**OBJECTIVE**
Output the data word for word, dropping every image.

— Start THE DATA —

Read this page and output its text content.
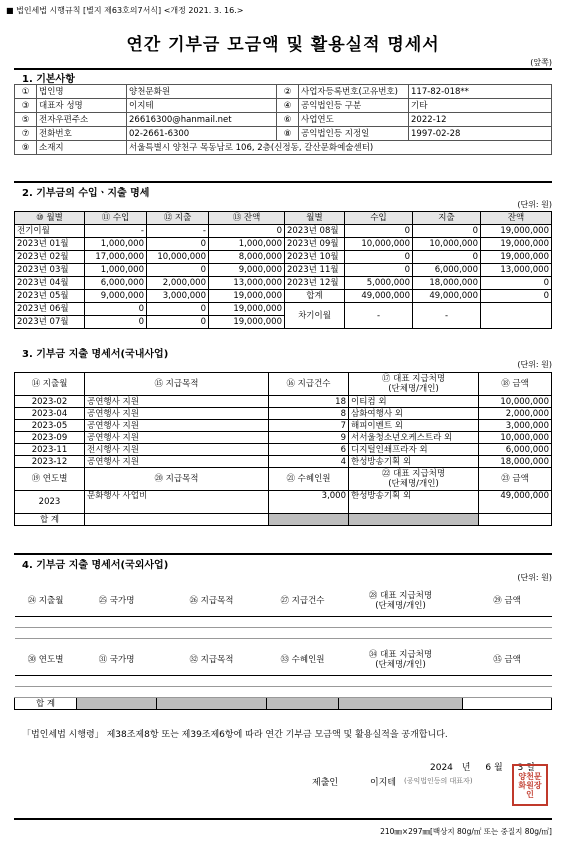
■ 법인세법 시행규칙 [별지 제63호의7서식] <개정 2021. 3. 16.>
연간 기부금 모금액 및 활용실적 명세서
(앞쪽)
1. 기본사항
①	법인명	양천문화원	②	사업자등록번호(고유번호)	117-82-018**
③	대표자 성명	이지테	④	공익법인등 구분	기타
⑤	전자우편주소	26616300@hanmail.net	⑥	사업연도	2022-12
⑦	전화번호	02-2661-6300	⑧	공익법인등 지정일	1997-02-28
⑨	소재지	서울특별시 양천구 목동남로 106, 2층(신정동, 갈산문화예술센터)			
2. 기부금의 수입ㆍ지출 명세
(단위: 원)
⑩ 월별	⑪ 수입	⑫ 지출	⑬ 잔액	월별	수입	지출	잔액
전기이월	-	-	0	2023년 08월	0	0	19,000,000
2023년 01월	1,000,000	0	1,000,000	2023년 09월	10,000,000	10,000,000	19,000,000
2023년 02월	17,000,000	10,000,000	8,000,000	2023년 10월	0	0	19,000,000
2023년 03월	1,000,000	0	9,000,000	2023년 11월	0	6,000,000	13,000,000
2023년 04월	6,000,000	2,000,000	13,000,000	2023년 12월	5,000,000	18,000,000	0
2023년 05월	9,000,000	3,000,000	19,000,000	합계	49,000,000	49,000,000	0
2023년 06월	0	0	19,000,000	차기이월	-	-	
2023년 07월	0	0	19,000,000				
3. 기부금 지출 명세서(국내사업)
(단위: 원)
⑭ 지출월	⑮ 지급목적	⑯ 지급건수	⑰ 대표 지급처명
(단체명/개인)	⑱ 금액
2023-02	공연행사 지원	18	이티컴 외	10,000,000
2023-04	공연행사 지원	8	삼화여행사 외	2,000,000
2023-05	공연행사 지원	7	해피이벤트 외	3,000,000
2023-09	공연행사 지원	9	서서울청소년오케스트라 외	10,000,000
2023-11	전시행사 지원	6	디지털인쇄프라자 외	6,000,000
2023-12	공연행사 지원	4	한성방송기획 외	18,000,000
⑲ 연도별	⑳ 지급목적	㉑ 수혜인원	㉒ 대표 지급처명
(단체명/개인)	㉓ 금액
2023	문화행사 사업비	3,000	한성방송기획 외	49,000,000
합 계				
4. 기부금 지출 명세서(국외사업)
(단위: 원)
㉔ 지출월	㉕ 국가명	㉖ 지급목적	㉗ 지급건수	㉘ 대표 지급처명
(단체명/개인)	㉙ 금액

㉚ 연도별	㉛ 국가명	㉜ 지급목적	㉝ 수혜인원	㉞ 대표 지급처명
(단체명/개인)	㉟ 금액

합 계					
「법인세법 시행령」 제38조제8항 또는 제39조제6항에 따라 연간 기부금 모금액 및 활용실적을 공개합니다.
2024 년 6 월 3 일
제출인	이지테 (공익법인등의 대표자)
양천문화원장인
210㎜×297㎜[백상지 80g/㎡ 또는 중질지 80g/㎡]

— End THE DATA —

**RESPONSE TO THE TASK**
Read this page and output its text content.
■ 법인세법 시행규칙 [별지 제63호의7서식] <개정 2021. 3. 16.>
연간 기부금 모금액 및 활용실적 명세서
(앞쪽)
1. 기본사항
①	법인명	양천문화원	②	사업자등록번호(고유번호)	117-82-018**
③	대표자 성명	이지테	④	공익법인등 구분	기타
⑤	전자우편주소	26616300@hanmail.net	⑥	사업연도	2022-12
⑦	전화번호	02-2661-6300	⑧	공익법인등 지정일	1997-02-28
⑨	소재지	서울특별시 양천구 목동남로 106, 2층(신정동, 갈산문화예술센터)			
2. 기부금의 수입ㆍ지출 명세
(단위: 원)
⑩ 월별	⑪ 수입	⑫ 지출	⑬ 잔액	월별	수입	지출	잔액
전기이월	-	-	0	2023년 08월	0	0	19,000,000
2023년 01월	1,000,000	0	1,000,000	2023년 09월	10,000,000	10,000,000	19,000,000
2023년 02월	17,000,000	10,000,000	8,000,000	2023년 10월	0	0	19,000,000
2023년 03월	1,000,000	0	9,000,000	2023년 11월	0	6,000,000	13,000,000
2023년 04월	6,000,000	2,000,000	13,000,000	2023년 12월	5,000,000	18,000,000	0
2023년 05월	9,000,000	3,000,000	19,000,000	합계	49,000,000	49,000,000	0
2023년 06월	0	0	19,000,000	차기이월	-	-	
2023년 07월	0	0	19,000,000				
3. 기부금 지출 명세서(국내사업)
(단위: 원)
⑭ 지출월	⑮ 지급목적	⑯ 지급건수	⑰ 대표 지급처명
(단체명/개인)	⑱ 금액
2023-02	공연행사 지원	18	이티컴 외	10,000,000
2023-04	공연행사 지원	8	삼화여행사 외	2,000,000
2023-05	공연행사 지원	7	해피이벤트 외	3,000,000
2023-09	공연행사 지원	9	서서울청소년오케스트라 외	10,000,000
2023-11	전시행사 지원	6	디지털인쇄프라자 외	6,000,000
2023-12	공연행사 지원	4	한성방송기획 외	18,000,000
⑲ 연도별	⑳ 지급목적	㉑ 수혜인원	㉒ 대표 지급처명
(단체명/개인)	㉓ 금액
2023	문화행사 사업비	3,000	한성방송기획 외	49,000,000
합 계				
4. 기부금 지출 명세서(국외사업)
(단위: 원)
㉔ 지출월	㉕ 국가명	㉖ 지급목적	㉗ 지급건수	㉘ 대표 지급처명
(단체명/개인)	㉙ 금액

㉚ 연도별	㉛ 국가명	㉜ 지급목적	㉝ 수혜인원	㉞ 대표 지급처명
(단체명/개인)	㉟ 금액

합 계					
「법인세법 시행령」 제38조제8항 또는 제39조제6항에 따라 연간 기부금 모금액 및 활용실적을 공개합니다.
2024 년 6 월 3 일
제출인	이지테 (공익법인등의 대표자)
양천문화원장인
210㎜×297㎜[백상지 80g/㎡ 또는 중질지 80g/㎡]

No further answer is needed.